→ WHAT IS EXPECTED
Return the listing below unchanged, minus its pictures.

Collected data:
::::::::::

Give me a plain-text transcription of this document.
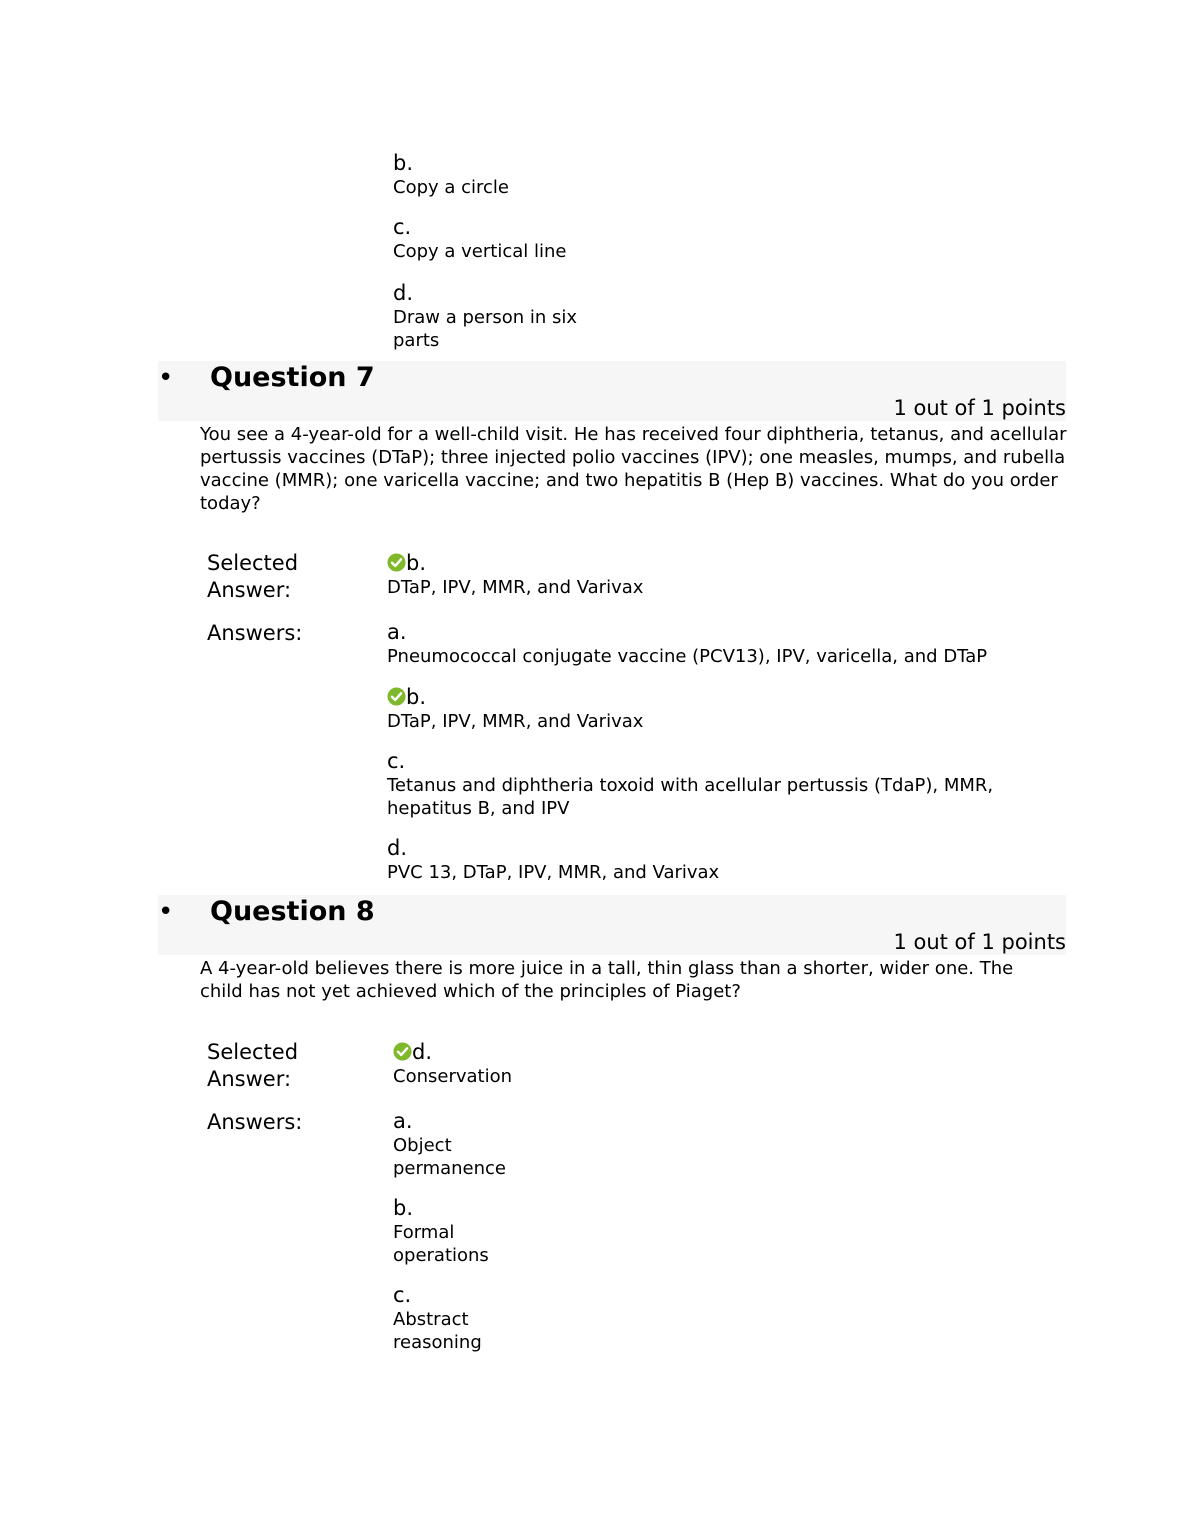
b.
Copy a circle
c.
Copy a vertical line
d.
Draw a person in six
parts
• Question 7
1 out of 1 points
You see a 4-year-old for a well-child visit. He has received four diphtheria, tetanus, and acellular pertussis vaccines (DTaP); three injected polio vaccines (IPV); one measles, mumps, and rubella vaccine (MMR); one varicella vaccine; and two hepatitis B (Hep B) vaccines. What do you order today?
Selected
Answer:
b.
DTaP, IPV, MMR, and Varivax
Answers:	a.
Pneumococcal conjugate vaccine (PCV13), IPV, varicella, and DTaP
b.
DTaP, IPV, MMR, and Varivax
c.
Tetanus and diphtheria toxoid with acellular pertussis (TdaP), MMR,
hepatitus B, and IPV
d.
PVC 13, DTaP, IPV, MMR, and Varivax
• Question 8
1 out of 1 points
A 4-year-old believes there is more juice in a tall, thin glass than a shorter, wider one. The
child has not yet achieved which of the principles of Piaget?
Selected
Answer:
d.
Conservation
Answers:	a.
Object
permanence
b.
Formal
operations
c.
Abstract
reasoning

::::::::::

→ RESULT OF THIS TASK
Give me a plain-text transcription of this document.
b.
Copy a circle
c.
Copy a vertical line
d.
Draw a person in six
parts
• Question 7
1 out of 1 points
You see a 4-year-old for a well-child visit. He has received four diphtheria, tetanus, and acellular pertussis vaccines (DTaP); three injected polio vaccines (IPV); one measles, mumps, and rubella vaccine (MMR); one varicella vaccine; and two hepatitis B (Hep B) vaccines. What do you order today?
Selected
Answer:
b.
DTaP, IPV, MMR, and Varivax
Answers:	a.
Pneumococcal conjugate vaccine (PCV13), IPV, varicella, and DTaP
b.
DTaP, IPV, MMR, and Varivax
c.
Tetanus and diphtheria toxoid with acellular pertussis (TdaP), MMR,
hepatitus B, and IPV
d.
PVC 13, DTaP, IPV, MMR, and Varivax
• Question 8
1 out of 1 points
A 4-year-old believes there is more juice in a tall, thin glass than a shorter, wider one. The
child has not yet achieved which of the principles of Piaget?
Selected
Answer:
d.
Conservation
Answers:	a.
Object
permanence
b.
Formal
operations
c.
Abstract
reasoning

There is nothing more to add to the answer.